Quote each record exactly, please, leaving none out.

● ● ●

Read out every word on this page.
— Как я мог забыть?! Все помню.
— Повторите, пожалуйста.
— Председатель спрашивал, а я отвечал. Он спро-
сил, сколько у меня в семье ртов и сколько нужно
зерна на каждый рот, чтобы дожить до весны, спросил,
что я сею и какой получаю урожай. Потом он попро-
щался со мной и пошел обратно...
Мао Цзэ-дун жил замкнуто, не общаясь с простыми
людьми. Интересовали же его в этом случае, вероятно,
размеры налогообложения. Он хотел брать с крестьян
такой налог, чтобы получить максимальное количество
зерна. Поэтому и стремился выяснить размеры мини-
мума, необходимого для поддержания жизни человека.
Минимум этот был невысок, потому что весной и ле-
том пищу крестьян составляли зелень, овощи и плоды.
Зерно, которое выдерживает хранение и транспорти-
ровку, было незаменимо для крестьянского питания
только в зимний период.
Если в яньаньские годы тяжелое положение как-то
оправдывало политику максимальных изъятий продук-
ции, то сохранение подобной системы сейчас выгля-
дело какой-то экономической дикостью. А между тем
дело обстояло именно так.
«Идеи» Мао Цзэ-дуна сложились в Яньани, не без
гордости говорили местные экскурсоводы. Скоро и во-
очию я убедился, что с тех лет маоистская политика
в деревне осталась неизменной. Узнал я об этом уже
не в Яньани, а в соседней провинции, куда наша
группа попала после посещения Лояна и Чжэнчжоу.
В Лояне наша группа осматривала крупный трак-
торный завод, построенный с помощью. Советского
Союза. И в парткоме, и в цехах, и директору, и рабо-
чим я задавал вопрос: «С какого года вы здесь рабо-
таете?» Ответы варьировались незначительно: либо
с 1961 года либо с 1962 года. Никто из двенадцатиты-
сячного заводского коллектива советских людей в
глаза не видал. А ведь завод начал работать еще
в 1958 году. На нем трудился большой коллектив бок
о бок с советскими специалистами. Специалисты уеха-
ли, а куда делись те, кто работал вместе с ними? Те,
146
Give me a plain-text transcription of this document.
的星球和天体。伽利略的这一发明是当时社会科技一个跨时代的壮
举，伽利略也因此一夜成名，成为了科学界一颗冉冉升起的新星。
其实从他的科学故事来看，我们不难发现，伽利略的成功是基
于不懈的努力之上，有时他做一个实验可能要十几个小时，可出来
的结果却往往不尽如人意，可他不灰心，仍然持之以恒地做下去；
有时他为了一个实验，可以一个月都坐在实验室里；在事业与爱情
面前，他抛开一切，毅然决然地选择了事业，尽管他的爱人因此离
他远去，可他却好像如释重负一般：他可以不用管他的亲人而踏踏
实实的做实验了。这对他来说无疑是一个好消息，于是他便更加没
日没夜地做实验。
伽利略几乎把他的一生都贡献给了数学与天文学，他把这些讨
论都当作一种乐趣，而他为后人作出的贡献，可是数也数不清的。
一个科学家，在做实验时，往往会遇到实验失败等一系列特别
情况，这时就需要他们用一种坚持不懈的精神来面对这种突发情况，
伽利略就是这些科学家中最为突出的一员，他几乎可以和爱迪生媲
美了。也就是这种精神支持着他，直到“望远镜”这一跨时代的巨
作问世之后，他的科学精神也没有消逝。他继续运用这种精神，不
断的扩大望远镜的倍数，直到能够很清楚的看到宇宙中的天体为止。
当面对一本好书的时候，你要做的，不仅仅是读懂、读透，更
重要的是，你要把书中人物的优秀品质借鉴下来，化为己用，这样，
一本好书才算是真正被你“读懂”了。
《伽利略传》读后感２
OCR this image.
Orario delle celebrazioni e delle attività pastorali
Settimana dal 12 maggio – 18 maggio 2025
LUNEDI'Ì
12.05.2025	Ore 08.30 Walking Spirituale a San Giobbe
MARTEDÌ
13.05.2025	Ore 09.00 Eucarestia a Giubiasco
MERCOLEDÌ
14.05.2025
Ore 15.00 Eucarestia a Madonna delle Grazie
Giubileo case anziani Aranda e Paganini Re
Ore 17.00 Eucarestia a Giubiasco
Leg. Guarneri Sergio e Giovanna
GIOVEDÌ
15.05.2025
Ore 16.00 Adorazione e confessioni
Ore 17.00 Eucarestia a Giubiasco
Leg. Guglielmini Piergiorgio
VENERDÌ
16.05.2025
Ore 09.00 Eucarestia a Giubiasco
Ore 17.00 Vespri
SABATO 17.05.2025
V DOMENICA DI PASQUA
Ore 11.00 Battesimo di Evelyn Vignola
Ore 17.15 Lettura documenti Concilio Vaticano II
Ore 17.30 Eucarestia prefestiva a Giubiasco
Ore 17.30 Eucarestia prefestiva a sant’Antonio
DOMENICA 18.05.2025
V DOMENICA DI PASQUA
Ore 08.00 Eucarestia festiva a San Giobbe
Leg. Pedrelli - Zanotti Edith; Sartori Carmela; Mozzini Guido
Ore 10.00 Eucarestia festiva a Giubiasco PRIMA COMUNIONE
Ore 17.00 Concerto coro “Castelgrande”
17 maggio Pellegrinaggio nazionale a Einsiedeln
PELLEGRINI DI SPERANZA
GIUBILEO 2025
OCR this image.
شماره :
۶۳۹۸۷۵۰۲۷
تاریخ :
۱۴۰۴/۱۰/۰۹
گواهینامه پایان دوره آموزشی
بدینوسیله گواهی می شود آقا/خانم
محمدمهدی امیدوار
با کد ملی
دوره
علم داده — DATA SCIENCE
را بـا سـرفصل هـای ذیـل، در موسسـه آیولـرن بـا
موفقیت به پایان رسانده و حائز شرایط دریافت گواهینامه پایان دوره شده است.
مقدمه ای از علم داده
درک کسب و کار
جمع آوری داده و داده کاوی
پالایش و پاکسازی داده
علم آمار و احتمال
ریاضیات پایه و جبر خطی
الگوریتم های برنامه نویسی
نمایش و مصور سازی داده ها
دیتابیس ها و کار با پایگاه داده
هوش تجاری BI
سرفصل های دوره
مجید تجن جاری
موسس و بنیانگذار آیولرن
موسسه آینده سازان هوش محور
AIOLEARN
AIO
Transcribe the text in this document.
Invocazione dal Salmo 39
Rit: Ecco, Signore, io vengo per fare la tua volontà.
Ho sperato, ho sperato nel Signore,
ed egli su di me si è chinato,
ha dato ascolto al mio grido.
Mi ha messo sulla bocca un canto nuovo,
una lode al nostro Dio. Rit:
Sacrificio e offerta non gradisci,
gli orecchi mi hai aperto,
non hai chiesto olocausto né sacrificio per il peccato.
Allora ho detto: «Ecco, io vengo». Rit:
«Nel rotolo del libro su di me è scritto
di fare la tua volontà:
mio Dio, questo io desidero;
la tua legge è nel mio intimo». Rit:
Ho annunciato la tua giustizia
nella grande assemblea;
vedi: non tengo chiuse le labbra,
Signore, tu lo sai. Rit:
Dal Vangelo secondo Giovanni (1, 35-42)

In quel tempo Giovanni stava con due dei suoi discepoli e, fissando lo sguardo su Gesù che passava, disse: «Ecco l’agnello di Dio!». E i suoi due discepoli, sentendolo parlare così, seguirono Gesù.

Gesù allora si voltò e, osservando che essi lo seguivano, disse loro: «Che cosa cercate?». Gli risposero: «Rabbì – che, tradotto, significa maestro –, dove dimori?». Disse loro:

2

● ● ●

### SOLUTION FOR THIS EXERCISE
Read out every word on this page.
— Как я мог забыть?! Все помню.
— Повторите, пожалуйста.
— Председатель спрашивал, а я отвечал. Он спро-
сил, сколько у меня в семье ртов и сколько нужно
зерна на каждый рот, чтобы дожить до весны, спросил,
что я сею и какой получаю урожай. Потом он попро-
щался со мной и пошел обратно...
Мао Цзэ-дун жил замкнуто, не общаясь с простыми
людьми. Интересовали же его в этом случае, вероятно,
размеры налогообложения. Он хотел брать с крестьян
такой налог, чтобы получить максимальное количество
зерна. Поэтому и стремился выяснить размеры мини-
мума, необходимого для поддержания жизни человека.
Минимум этот был невысок, потому что весной и ле-
том пищу крестьян составляли зелень, овощи и плоды.
Зерно, которое выдерживает хранение и транспорти-
ровку, было незаменимо для крестьянского питания
только в зимний период.
Если в яньаньские годы тяжелое положение как-то
оправдывало политику максимальных изъятий продук-
ции, то сохранение подобной системы сейчас выгля-
дело какой-то экономической дикостью. А между тем
дело обстояло именно так.
«Идеи» Мао Цзэ-дуна сложились в Яньани, не без
гордости говорили местные экскурсоводы. Скоро и во-
очию я убедился, что с тех лет маоистская политика
в деревне осталась неизменной. Узнал я об этом уже
не в Яньани, а в соседней провинции, куда наша
группа попала после посещения Лояна и Чжэнчжоу.
В Лояне наша группа осматривала крупный трак-
торный завод, построенный с помощью. Советского
Союза. И в парткоме, и в цехах, и директору, и рабо-
чим я задавал вопрос: «С какого года вы здесь рабо-
таете?» Ответы варьировались незначительно: либо
с 1961 года либо с 1962 года. Никто из двенадцатиты-
сячного заводского коллектива советских людей в
глаза не видал. А ведь завод начал работать еще
в 1958 году. На нем трудился большой коллектив бок
о бок с советскими специалистами. Специалисты уеха-
ли, а куда делись те, кто работал вместе с ними? Те,
146
Give me a plain-text transcription of this document.
的星球和天体。伽利略的这一发明是当时社会科技一个跨时代的壮
举，伽利略也因此一夜成名，成为了科学界一颗冉冉升起的新星。
其实从他的科学故事来看，我们不难发现，伽利略的成功是基
于不懈的努力之上，有时他做一个实验可能要十几个小时，可出来
的结果却往往不尽如人意，可他不灰心，仍然持之以恒地做下去；
有时他为了一个实验，可以一个月都坐在实验室里；在事业与爱情
面前，他抛开一切，毅然决然地选择了事业，尽管他的爱人因此离
他远去，可他却好像如释重负一般：他可以不用管他的亲人而踏踏
实实的做实验了。这对他来说无疑是一个好消息，于是他便更加没
日没夜地做实验。
伽利略几乎把他的一生都贡献给了数学与天文学，他把这些讨
论都当作一种乐趣，而他为后人作出的贡献，可是数也数不清的。
一个科学家，在做实验时，往往会遇到实验失败等一系列特别
情况，这时就需要他们用一种坚持不懈的精神来面对这种突发情况，
伽利略就是这些科学家中最为突出的一员，他几乎可以和爱迪生媲
美了。也就是这种精神支持着他，直到“望远镜”这一跨时代的巨
作问世之后，他的科学精神也没有消逝。他继续运用这种精神，不
断的扩大望远镜的倍数，直到能够很清楚的看到宇宙中的天体为止。
当面对一本好书的时候，你要做的，不仅仅是读懂、读透，更
重要的是，你要把书中人物的优秀品质借鉴下来，化为己用，这样，
一本好书才算是真正被你“读懂”了。
《伽利略传》读后感２
OCR this image.
Orario delle celebrazioni e delle attività pastorali
Settimana dal 12 maggio – 18 maggio 2025
LUNEDI'Ì
12.05.2025	Ore 08.30 Walking Spirituale a San Giobbe
MARTEDÌ
13.05.2025	Ore 09.00 Eucarestia a Giubiasco
MERCOLEDÌ
14.05.2025
Ore 15.00 Eucarestia a Madonna delle Grazie
Giubileo case anziani Aranda e Paganini Re
Ore 17.00 Eucarestia a Giubiasco
Leg. Guarneri Sergio e Giovanna
GIOVEDÌ
15.05.2025
Ore 16.00 Adorazione e confessioni
Ore 17.00 Eucarestia a Giubiasco
Leg. Guglielmini Piergiorgio
VENERDÌ
16.05.2025
Ore 09.00 Eucarestia a Giubiasco
Ore 17.00 Vespri
SABATO 17.05.2025
V DOMENICA DI PASQUA
Ore 11.00 Battesimo di Evelyn Vignola
Ore 17.15 Lettura documenti Concilio Vaticano II
Ore 17.30 Eucarestia prefestiva a Giubiasco
Ore 17.30 Eucarestia prefestiva a sant’Antonio
DOMENICA 18.05.2025
V DOMENICA DI PASQUA
Ore 08.00 Eucarestia festiva a San Giobbe
Leg. Pedrelli - Zanotti Edith; Sartori Carmela; Mozzini Guido
Ore 10.00 Eucarestia festiva a Giubiasco PRIMA COMUNIONE
Ore 17.00 Concerto coro “Castelgrande”
17 maggio Pellegrinaggio nazionale a Einsiedeln
PELLEGRINI DI SPERANZA
GIUBILEO 2025
OCR this image.
شماره :
۶۳۹۸۷۵۰۲۷
تاریخ :
۱۴۰۴/۱۰/۰۹
گواهینامه پایان دوره آموزشی
بدینوسیله گواهی می شود آقا/خانم
محمدمهدی امیدوار
با کد ملی
دوره
علم داده — DATA SCIENCE
را بـا سـرفصل هـای ذیـل، در موسسـه آیولـرن بـا
موفقیت به پایان رسانده و حائز شرایط دریافت گواهینامه پایان دوره شده است.
مقدمه ای از علم داده
درک کسب و کار
جمع آوری داده و داده کاوی
پالایش و پاکسازی داده
علم آمار و احتمال
ریاضیات پایه و جبر خطی
الگوریتم های برنامه نویسی
نمایش و مصور سازی داده ها
دیتابیس ها و کار با پایگاه داده
هوش تجاری BI
سرفصل های دوره
مجید تجن جاری
موسس و بنیانگذار آیولرن
موسسه آینده سازان هوش محور
AIOLEARN
AIO
Transcribe the text in this document.
Invocazione dal Salmo 39
Rit: Ecco, Signore, io vengo per fare la tua volontà.
Ho sperato, ho sperato nel Signore,
ed egli su di me si è chinato,
ha dato ascolto al mio grido.
Mi ha messo sulla bocca un canto nuovo,
una lode al nostro Dio. Rit:
Sacrificio e offerta non gradisci,
gli orecchi mi hai aperto,
non hai chiesto olocausto né sacrificio per il peccato.
Allora ho detto: «Ecco, io vengo». Rit:
«Nel rotolo del libro su di me è scritto
di fare la tua volontà:
mio Dio, questo io desidero;
la tua legge è nel mio intimo». Rit:
Ho annunciato la tua giustizia
nella grande assemblea;
vedi: non tengo chiuse le labbra,
Signore, tu lo sai. Rit:
Dal Vangelo secondo Giovanni (1, 35-42)

In quel tempo Giovanni stava con due dei suoi discepoli e, fissando lo sguardo su Gesù che passava, disse: «Ecco l’agnello di Dio!». E i suoi due discepoli, sentendolo parlare così, seguirono Gesù.

Gesù allora si voltò e, osservando che essi lo seguivano, disse loro: «Che cosa cercate?». Gli risposero: «Rabbì – che, tradotto, significa maestro –, dove dimori?». Disse loro:

2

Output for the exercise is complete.